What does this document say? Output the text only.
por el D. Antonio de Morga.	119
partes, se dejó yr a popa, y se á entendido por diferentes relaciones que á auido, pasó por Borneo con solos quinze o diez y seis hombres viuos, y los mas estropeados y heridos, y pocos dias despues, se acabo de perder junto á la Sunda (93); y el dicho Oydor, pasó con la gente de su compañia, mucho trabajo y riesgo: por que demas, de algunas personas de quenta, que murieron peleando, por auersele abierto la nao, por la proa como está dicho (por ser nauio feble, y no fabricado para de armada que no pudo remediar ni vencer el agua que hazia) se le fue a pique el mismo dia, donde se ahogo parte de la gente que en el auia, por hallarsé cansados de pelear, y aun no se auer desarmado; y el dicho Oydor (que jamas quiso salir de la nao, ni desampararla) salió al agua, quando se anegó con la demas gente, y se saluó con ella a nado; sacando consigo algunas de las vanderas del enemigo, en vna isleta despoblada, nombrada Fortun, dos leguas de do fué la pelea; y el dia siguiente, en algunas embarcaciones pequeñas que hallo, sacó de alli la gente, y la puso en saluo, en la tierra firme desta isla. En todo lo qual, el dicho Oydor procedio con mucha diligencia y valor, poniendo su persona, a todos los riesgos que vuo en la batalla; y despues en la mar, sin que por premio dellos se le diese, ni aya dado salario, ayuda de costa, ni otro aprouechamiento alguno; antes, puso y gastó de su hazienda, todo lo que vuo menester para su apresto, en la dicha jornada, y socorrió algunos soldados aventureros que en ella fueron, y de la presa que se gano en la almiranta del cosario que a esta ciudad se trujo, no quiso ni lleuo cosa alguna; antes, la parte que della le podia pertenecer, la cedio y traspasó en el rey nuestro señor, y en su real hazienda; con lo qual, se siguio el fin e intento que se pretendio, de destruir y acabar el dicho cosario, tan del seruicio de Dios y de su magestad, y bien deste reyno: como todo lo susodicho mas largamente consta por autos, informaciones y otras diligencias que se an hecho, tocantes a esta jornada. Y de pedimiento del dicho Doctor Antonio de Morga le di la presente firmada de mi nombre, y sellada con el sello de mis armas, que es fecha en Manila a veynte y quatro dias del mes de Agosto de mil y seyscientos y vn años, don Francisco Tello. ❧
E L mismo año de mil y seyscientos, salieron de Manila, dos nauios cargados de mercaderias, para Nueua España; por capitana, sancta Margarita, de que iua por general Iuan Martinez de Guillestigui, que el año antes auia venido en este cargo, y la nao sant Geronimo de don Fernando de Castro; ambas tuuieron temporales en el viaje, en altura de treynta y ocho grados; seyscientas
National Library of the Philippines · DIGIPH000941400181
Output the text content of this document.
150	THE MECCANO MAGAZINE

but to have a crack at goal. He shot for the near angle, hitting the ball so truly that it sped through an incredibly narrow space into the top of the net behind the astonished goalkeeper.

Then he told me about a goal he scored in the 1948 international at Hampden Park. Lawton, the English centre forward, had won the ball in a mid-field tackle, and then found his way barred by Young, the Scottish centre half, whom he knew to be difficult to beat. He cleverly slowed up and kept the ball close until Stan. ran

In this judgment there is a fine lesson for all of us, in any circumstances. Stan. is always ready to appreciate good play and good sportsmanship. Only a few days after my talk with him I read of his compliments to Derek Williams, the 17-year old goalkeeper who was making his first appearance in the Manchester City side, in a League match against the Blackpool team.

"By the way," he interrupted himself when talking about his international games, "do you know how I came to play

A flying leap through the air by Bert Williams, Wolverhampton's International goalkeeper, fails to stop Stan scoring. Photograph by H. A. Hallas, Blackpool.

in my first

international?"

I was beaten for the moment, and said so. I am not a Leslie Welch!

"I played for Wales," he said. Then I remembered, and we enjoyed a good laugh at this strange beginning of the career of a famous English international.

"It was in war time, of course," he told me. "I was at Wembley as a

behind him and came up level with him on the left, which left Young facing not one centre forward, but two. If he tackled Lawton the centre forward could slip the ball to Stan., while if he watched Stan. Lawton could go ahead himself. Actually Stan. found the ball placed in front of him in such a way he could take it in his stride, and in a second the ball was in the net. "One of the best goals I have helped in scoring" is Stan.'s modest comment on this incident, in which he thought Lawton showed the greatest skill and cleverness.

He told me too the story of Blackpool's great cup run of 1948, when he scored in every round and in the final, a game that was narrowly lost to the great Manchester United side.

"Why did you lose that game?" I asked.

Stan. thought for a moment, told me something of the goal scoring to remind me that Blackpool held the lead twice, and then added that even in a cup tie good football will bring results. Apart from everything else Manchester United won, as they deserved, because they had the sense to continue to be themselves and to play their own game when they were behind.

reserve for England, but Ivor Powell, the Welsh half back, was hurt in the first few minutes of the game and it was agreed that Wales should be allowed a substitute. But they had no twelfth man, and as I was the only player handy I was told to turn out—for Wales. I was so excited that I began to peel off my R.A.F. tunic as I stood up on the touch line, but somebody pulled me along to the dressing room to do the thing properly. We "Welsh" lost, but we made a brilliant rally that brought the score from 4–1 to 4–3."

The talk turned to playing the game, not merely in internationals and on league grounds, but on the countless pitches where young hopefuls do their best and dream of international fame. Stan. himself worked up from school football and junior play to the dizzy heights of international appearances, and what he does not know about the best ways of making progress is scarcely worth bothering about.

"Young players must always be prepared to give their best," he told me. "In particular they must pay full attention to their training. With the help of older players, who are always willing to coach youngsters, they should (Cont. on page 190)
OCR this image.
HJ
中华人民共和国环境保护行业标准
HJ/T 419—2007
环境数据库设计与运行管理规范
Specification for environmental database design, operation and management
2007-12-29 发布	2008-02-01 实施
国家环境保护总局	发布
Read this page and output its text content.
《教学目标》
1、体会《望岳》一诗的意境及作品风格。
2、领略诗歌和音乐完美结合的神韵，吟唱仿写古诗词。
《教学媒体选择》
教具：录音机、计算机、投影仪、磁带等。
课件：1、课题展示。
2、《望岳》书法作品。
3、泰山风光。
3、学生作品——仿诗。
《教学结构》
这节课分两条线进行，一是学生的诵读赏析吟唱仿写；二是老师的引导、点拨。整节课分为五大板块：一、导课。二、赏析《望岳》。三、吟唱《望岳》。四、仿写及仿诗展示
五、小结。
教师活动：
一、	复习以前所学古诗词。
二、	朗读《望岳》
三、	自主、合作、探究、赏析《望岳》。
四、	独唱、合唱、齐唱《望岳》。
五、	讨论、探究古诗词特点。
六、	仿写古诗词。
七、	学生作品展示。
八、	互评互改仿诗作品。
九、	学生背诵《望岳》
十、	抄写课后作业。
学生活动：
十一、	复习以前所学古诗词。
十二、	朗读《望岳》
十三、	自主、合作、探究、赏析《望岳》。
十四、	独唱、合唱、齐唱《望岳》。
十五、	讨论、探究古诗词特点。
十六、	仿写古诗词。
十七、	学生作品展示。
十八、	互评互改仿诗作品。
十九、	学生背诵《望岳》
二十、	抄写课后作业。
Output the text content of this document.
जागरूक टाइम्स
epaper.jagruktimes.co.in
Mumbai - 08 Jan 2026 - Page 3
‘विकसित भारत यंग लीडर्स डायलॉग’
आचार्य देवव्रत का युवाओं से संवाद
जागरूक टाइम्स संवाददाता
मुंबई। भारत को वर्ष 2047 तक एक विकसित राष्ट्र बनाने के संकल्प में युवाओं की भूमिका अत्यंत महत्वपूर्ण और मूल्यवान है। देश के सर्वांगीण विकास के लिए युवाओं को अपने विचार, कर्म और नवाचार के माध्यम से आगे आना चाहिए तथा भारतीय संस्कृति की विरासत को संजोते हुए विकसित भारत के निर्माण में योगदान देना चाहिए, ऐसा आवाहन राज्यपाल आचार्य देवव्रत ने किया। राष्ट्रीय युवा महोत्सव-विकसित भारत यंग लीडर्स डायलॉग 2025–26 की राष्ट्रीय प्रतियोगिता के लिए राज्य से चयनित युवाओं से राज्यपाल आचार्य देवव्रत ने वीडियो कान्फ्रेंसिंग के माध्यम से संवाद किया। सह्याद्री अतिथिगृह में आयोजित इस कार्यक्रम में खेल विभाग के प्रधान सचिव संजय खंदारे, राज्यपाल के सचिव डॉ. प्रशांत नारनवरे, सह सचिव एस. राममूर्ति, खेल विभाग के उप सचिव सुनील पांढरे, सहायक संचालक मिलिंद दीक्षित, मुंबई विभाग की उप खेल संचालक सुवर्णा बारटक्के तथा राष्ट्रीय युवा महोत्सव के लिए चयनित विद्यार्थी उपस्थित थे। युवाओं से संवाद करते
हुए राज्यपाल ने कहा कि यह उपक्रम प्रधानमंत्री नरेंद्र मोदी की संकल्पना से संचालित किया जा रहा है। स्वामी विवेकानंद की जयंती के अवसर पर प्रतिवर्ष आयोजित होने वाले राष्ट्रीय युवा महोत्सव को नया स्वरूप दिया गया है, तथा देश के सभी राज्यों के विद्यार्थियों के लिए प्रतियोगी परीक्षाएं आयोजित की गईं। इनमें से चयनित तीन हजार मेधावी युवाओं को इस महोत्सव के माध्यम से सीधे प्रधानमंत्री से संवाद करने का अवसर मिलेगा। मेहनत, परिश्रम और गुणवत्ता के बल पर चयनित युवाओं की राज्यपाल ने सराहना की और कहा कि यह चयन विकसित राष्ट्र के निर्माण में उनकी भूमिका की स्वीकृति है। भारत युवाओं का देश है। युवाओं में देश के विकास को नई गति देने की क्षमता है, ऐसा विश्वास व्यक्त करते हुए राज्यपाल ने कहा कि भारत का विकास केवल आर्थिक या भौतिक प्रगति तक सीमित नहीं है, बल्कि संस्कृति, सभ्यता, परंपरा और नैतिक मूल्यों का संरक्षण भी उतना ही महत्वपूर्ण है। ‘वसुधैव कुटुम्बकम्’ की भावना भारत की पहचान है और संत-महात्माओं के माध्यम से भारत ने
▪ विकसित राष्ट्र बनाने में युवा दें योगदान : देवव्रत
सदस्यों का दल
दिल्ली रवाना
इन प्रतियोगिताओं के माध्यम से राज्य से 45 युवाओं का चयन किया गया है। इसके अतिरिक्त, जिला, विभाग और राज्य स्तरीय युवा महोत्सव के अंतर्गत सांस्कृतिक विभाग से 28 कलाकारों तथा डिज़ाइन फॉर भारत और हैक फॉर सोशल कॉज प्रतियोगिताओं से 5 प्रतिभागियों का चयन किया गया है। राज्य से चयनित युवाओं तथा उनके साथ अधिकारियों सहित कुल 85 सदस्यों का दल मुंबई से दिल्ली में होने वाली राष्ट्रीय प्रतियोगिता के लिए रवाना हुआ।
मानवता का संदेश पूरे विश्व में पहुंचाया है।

^^^^

WHAT THE EXERCISE ASKS: List all lines in the material containing the string "football".

RESULT OF THIS EXERCISE:
Stan. thought for a moment, told me something of the goal scoring to remind me that Blackpool held the lead twice, and then added that even in a cup tie good football will bring results. Apart from everything else Manchester United won, as they deserved, because they had the sense to continue to be themselves and to play their own game when they were behind.
The talk turned to playing the game, not merely in internationals and on league grounds, but on the countless pitches where young hopefuls do their best and dream of international fame. Stan. himself worked up from school football and junior play to the dizzy heights of international appearances, and what he does not know about the best ways of making progress is scarcely worth bothering about.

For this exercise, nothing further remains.